• Your objective
Provide the records once more, identical to the original.
━━━━━━━━━━━━━━━━
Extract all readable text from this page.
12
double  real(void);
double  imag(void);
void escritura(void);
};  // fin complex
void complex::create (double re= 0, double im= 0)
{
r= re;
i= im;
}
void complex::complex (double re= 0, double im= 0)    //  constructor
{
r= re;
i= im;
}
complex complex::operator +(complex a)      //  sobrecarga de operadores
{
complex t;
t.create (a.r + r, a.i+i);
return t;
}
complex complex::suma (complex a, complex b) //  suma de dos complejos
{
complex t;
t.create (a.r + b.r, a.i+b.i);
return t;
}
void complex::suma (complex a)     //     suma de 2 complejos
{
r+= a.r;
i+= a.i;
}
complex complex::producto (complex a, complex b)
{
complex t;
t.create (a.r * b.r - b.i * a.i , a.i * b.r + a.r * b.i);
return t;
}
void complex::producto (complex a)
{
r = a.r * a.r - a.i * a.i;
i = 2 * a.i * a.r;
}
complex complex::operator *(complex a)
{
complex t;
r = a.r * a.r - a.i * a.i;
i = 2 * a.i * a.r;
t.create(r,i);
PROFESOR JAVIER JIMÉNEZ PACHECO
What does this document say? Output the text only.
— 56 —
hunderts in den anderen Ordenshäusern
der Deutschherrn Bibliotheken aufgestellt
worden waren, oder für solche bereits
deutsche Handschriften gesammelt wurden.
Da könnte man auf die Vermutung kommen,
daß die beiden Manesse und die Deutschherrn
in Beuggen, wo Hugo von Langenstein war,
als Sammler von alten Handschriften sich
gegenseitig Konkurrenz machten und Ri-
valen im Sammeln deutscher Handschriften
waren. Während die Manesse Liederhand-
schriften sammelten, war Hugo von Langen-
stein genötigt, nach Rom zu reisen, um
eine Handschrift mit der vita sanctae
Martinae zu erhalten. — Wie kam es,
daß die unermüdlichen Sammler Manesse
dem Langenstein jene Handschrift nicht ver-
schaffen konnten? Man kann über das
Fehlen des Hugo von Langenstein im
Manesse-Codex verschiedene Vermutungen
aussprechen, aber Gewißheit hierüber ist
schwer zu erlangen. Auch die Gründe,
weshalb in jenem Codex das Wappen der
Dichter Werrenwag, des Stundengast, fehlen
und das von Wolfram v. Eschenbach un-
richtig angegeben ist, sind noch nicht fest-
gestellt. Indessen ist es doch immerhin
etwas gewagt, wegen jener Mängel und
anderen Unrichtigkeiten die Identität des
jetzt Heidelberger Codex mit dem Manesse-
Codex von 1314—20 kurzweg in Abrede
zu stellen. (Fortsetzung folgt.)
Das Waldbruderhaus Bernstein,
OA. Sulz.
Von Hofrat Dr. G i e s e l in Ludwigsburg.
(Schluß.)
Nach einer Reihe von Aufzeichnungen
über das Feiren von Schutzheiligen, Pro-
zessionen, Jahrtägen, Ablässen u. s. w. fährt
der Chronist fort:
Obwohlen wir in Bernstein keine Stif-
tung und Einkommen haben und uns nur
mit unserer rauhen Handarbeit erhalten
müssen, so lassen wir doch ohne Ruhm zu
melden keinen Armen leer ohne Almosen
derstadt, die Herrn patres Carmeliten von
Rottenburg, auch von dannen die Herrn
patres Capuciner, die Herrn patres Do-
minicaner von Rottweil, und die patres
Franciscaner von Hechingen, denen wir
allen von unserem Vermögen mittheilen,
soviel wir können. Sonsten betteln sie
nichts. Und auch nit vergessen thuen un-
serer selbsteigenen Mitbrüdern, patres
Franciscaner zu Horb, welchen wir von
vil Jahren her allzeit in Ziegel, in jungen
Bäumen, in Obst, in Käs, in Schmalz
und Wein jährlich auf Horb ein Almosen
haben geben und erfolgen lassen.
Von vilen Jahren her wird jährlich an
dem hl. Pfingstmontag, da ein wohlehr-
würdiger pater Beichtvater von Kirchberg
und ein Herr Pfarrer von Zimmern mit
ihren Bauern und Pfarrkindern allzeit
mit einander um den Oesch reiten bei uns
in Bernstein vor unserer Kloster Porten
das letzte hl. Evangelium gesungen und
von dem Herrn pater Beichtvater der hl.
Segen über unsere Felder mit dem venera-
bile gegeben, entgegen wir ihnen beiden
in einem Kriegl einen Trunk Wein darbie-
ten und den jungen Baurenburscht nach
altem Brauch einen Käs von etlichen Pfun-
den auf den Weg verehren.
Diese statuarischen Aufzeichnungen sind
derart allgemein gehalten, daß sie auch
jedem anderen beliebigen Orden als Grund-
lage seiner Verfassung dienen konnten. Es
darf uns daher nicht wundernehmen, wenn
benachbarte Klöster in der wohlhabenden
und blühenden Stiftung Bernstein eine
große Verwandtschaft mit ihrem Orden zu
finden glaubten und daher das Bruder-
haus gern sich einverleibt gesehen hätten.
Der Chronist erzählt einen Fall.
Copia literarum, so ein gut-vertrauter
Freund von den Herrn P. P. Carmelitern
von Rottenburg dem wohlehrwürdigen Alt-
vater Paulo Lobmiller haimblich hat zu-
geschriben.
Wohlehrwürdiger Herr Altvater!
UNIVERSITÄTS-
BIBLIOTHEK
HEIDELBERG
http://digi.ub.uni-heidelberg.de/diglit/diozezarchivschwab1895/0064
━━━━━━━━━━━━━━━━
• Right answer
Extract all readable text from this page.
12
double  real(void);
double  imag(void);
void escritura(void);
};  // fin complex
void complex::create (double re= 0, double im= 0)
{
r= re;
i= im;
}
void complex::complex (double re= 0, double im= 0)    //  constructor
{
r= re;
i= im;
}
complex complex::operator +(complex a)      //  sobrecarga de operadores
{
complex t;
t.create (a.r + r, a.i+i);
return t;
}
complex complex::suma (complex a, complex b) //  suma de dos complejos
{
complex t;
t.create (a.r + b.r, a.i+b.i);
return t;
}
void complex::suma (complex a)     //     suma de 2 complejos
{
r+= a.r;
i+= a.i;
}
complex complex::producto (complex a, complex b)
{
complex t;
t.create (a.r * b.r - b.i * a.i , a.i * b.r + a.r * b.i);
return t;
}
void complex::producto (complex a)
{
r = a.r * a.r - a.i * a.i;
i = 2 * a.i * a.r;
}
complex complex::operator *(complex a)
{
complex t;
r = a.r * a.r - a.i * a.i;
i = 2 * a.i * a.r;
t.create(r,i);
PROFESOR JAVIER JIMÉNEZ PACHECO
What does this document say? Output the text only.
— 56 —
hunderts in den anderen Ordenshäusern
der Deutschherrn Bibliotheken aufgestellt
worden waren, oder für solche bereits
deutsche Handschriften gesammelt wurden.
Da könnte man auf die Vermutung kommen,
daß die beiden Manesse und die Deutschherrn
in Beuggen, wo Hugo von Langenstein war,
als Sammler von alten Handschriften sich
gegenseitig Konkurrenz machten und Ri-
valen im Sammeln deutscher Handschriften
waren. Während die Manesse Liederhand-
schriften sammelten, war Hugo von Langen-
stein genötigt, nach Rom zu reisen, um
eine Handschrift mit der vita sanctae
Martinae zu erhalten. — Wie kam es,
daß die unermüdlichen Sammler Manesse
dem Langenstein jene Handschrift nicht ver-
schaffen konnten? Man kann über das
Fehlen des Hugo von Langenstein im
Manesse-Codex verschiedene Vermutungen
aussprechen, aber Gewißheit hierüber ist
schwer zu erlangen. Auch die Gründe,
weshalb in jenem Codex das Wappen der
Dichter Werrenwag, des Stundengast, fehlen
und das von Wolfram v. Eschenbach un-
richtig angegeben ist, sind noch nicht fest-
gestellt. Indessen ist es doch immerhin
etwas gewagt, wegen jener Mängel und
anderen Unrichtigkeiten die Identität des
jetzt Heidelberger Codex mit dem Manesse-
Codex von 1314—20 kurzweg in Abrede
zu stellen. (Fortsetzung folgt.)
Das Waldbruderhaus Bernstein,
OA. Sulz.
Von Hofrat Dr. G i e s e l in Ludwigsburg.
(Schluß.)
Nach einer Reihe von Aufzeichnungen
über das Feiren von Schutzheiligen, Pro-
zessionen, Jahrtägen, Ablässen u. s. w. fährt
der Chronist fort:
Obwohlen wir in Bernstein keine Stif-
tung und Einkommen haben und uns nur
mit unserer rauhen Handarbeit erhalten
müssen, so lassen wir doch ohne Ruhm zu
melden keinen Armen leer ohne Almosen
derstadt, die Herrn patres Carmeliten von
Rottenburg, auch von dannen die Herrn
patres Capuciner, die Herrn patres Do-
minicaner von Rottweil, und die patres
Franciscaner von Hechingen, denen wir
allen von unserem Vermögen mittheilen,
soviel wir können. Sonsten betteln sie
nichts. Und auch nit vergessen thuen un-
serer selbsteigenen Mitbrüdern, patres
Franciscaner zu Horb, welchen wir von
vil Jahren her allzeit in Ziegel, in jungen
Bäumen, in Obst, in Käs, in Schmalz
und Wein jährlich auf Horb ein Almosen
haben geben und erfolgen lassen.
Von vilen Jahren her wird jährlich an
dem hl. Pfingstmontag, da ein wohlehr-
würdiger pater Beichtvater von Kirchberg
und ein Herr Pfarrer von Zimmern mit
ihren Bauern und Pfarrkindern allzeit
mit einander um den Oesch reiten bei uns
in Bernstein vor unserer Kloster Porten
das letzte hl. Evangelium gesungen und
von dem Herrn pater Beichtvater der hl.
Segen über unsere Felder mit dem venera-
bile gegeben, entgegen wir ihnen beiden
in einem Kriegl einen Trunk Wein darbie-
ten und den jungen Baurenburscht nach
altem Brauch einen Käs von etlichen Pfun-
den auf den Weg verehren.
Diese statuarischen Aufzeichnungen sind
derart allgemein gehalten, daß sie auch
jedem anderen beliebigen Orden als Grund-
lage seiner Verfassung dienen konnten. Es
darf uns daher nicht wundernehmen, wenn
benachbarte Klöster in der wohlhabenden
und blühenden Stiftung Bernstein eine
große Verwandtschaft mit ihrem Orden zu
finden glaubten und daher das Bruder-
haus gern sich einverleibt gesehen hätten.
Der Chronist erzählt einen Fall.
Copia literarum, so ein gut-vertrauter
Freund von den Herrn P. P. Carmelitern
von Rottenburg dem wohlehrwürdigen Alt-
vater Paulo Lobmiller haimblich hat zu-
geschriben.
Wohlehrwürdiger Herr Altvater!
UNIVERSITÄTS-
BIBLIOTHEK
HEIDELBERG
http://digi.ub.uni-heidelberg.de/diglit/diozezarchivschwab1895/0064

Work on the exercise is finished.